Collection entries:
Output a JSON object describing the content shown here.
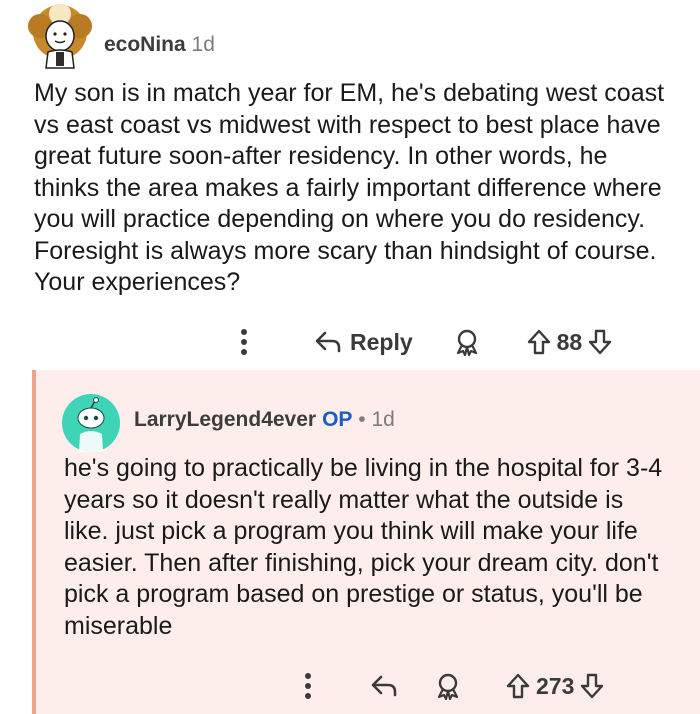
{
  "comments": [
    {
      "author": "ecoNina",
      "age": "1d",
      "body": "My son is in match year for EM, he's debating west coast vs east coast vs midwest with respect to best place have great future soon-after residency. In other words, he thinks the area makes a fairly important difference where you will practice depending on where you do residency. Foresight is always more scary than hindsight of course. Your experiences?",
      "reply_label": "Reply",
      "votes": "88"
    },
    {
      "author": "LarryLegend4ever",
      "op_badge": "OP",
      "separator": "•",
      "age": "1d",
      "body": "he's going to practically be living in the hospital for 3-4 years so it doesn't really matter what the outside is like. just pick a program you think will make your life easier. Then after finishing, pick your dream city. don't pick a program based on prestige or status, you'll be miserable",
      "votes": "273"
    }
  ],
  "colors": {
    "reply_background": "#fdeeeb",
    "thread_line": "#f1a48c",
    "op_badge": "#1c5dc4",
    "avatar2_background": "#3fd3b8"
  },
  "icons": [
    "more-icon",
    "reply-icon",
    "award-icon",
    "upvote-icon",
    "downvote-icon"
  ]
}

==

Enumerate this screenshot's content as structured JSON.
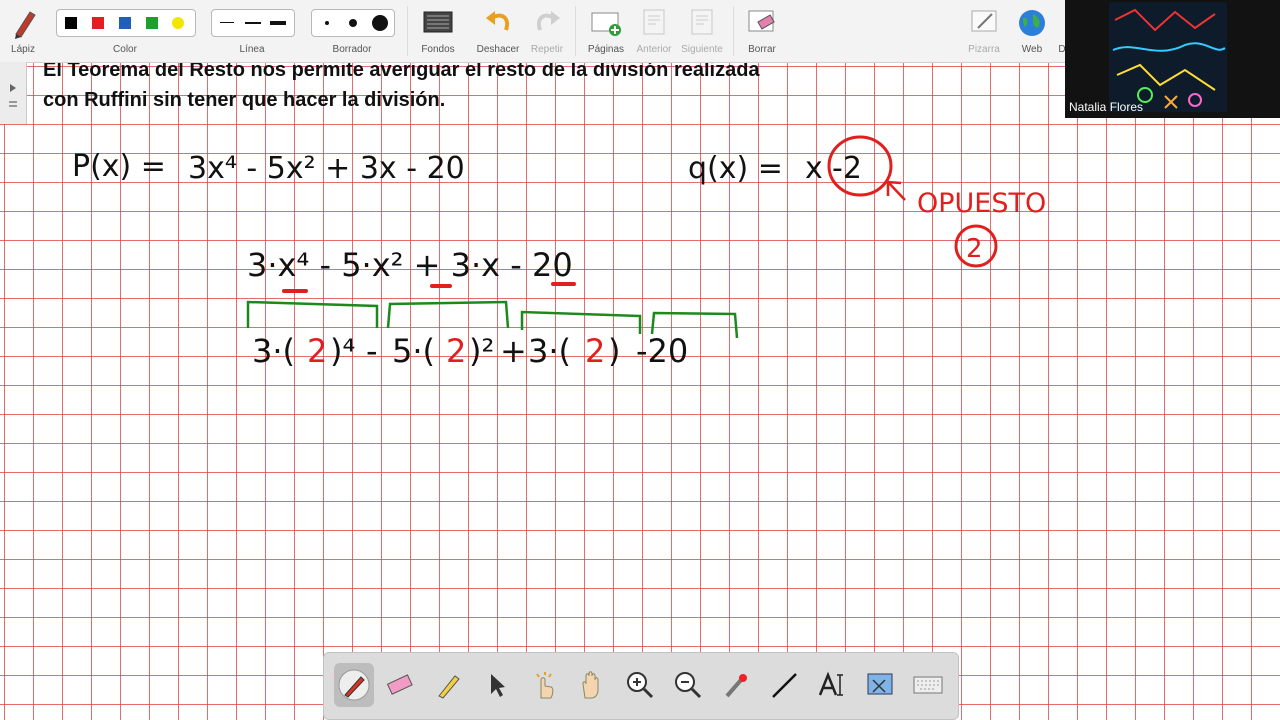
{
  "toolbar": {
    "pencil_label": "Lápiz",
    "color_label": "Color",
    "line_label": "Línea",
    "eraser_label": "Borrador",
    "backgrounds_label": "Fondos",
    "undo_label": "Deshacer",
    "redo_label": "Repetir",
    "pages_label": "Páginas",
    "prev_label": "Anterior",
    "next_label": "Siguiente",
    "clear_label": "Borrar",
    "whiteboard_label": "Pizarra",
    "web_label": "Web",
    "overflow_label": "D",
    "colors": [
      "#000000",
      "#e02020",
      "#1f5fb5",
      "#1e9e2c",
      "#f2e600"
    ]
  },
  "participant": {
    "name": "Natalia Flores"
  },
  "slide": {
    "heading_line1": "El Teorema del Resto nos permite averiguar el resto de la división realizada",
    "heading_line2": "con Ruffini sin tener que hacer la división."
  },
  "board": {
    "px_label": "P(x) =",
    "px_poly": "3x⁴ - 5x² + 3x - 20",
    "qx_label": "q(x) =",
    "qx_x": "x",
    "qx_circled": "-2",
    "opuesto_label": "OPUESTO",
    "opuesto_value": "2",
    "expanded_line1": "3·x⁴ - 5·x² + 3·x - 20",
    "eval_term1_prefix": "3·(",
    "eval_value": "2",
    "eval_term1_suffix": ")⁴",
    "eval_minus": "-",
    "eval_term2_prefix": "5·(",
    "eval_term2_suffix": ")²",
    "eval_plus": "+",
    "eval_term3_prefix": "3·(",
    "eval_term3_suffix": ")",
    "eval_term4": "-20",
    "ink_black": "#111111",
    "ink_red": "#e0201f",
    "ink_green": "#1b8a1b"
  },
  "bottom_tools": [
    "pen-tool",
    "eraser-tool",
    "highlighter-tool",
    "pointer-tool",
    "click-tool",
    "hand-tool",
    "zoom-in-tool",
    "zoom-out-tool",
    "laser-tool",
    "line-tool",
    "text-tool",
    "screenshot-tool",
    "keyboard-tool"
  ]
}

---

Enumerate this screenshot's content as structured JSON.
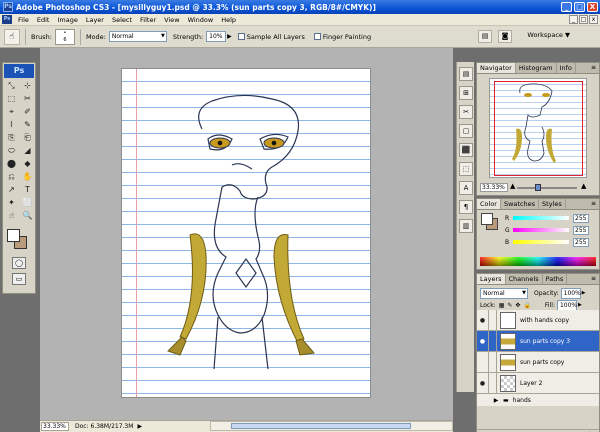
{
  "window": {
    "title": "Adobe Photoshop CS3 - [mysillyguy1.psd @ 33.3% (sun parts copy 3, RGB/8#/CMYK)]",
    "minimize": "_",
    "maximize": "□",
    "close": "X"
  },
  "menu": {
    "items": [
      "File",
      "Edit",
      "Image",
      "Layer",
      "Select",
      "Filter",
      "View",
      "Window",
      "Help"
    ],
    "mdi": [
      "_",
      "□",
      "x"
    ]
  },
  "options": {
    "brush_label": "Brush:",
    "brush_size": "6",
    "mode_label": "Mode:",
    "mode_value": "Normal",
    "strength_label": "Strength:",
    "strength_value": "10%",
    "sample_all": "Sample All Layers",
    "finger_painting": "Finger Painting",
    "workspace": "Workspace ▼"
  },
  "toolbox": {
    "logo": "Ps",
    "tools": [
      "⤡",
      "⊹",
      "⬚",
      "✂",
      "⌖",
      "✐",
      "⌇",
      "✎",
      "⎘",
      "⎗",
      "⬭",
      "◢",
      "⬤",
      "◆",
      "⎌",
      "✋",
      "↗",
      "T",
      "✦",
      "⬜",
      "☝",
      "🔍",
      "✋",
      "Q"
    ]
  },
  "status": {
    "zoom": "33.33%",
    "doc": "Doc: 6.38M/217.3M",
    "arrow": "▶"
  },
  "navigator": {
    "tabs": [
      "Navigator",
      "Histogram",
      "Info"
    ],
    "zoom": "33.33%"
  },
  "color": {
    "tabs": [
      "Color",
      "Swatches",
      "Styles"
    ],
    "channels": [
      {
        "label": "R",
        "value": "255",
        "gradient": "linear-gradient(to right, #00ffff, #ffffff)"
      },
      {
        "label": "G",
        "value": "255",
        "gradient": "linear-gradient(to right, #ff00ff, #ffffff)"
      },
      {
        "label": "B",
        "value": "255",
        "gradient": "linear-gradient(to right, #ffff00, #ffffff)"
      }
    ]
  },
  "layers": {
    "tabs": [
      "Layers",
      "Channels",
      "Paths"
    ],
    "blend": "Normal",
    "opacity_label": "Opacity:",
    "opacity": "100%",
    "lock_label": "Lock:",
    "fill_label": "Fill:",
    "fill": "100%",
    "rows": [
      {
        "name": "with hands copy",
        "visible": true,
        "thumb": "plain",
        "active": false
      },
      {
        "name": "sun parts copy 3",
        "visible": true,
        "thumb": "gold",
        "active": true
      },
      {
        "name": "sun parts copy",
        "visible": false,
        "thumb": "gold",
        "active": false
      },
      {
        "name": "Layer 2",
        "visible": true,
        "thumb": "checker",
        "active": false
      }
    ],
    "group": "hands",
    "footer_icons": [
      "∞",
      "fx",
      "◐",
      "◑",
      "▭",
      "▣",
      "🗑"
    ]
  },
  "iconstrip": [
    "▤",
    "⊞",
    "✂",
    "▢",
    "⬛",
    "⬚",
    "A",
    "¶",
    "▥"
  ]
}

Exercise: Which lines in the data above contain "gradient"? Show each one.

Response to the exercise:
        "gradient": "linear-gradient(to right, #00ffff, #ffffff)"
        "gradient": "linear-gradient(to right, #ff00ff, #ffffff)"
        "gradient": "linear-gradient(to right, #ffff00, #ffffff)"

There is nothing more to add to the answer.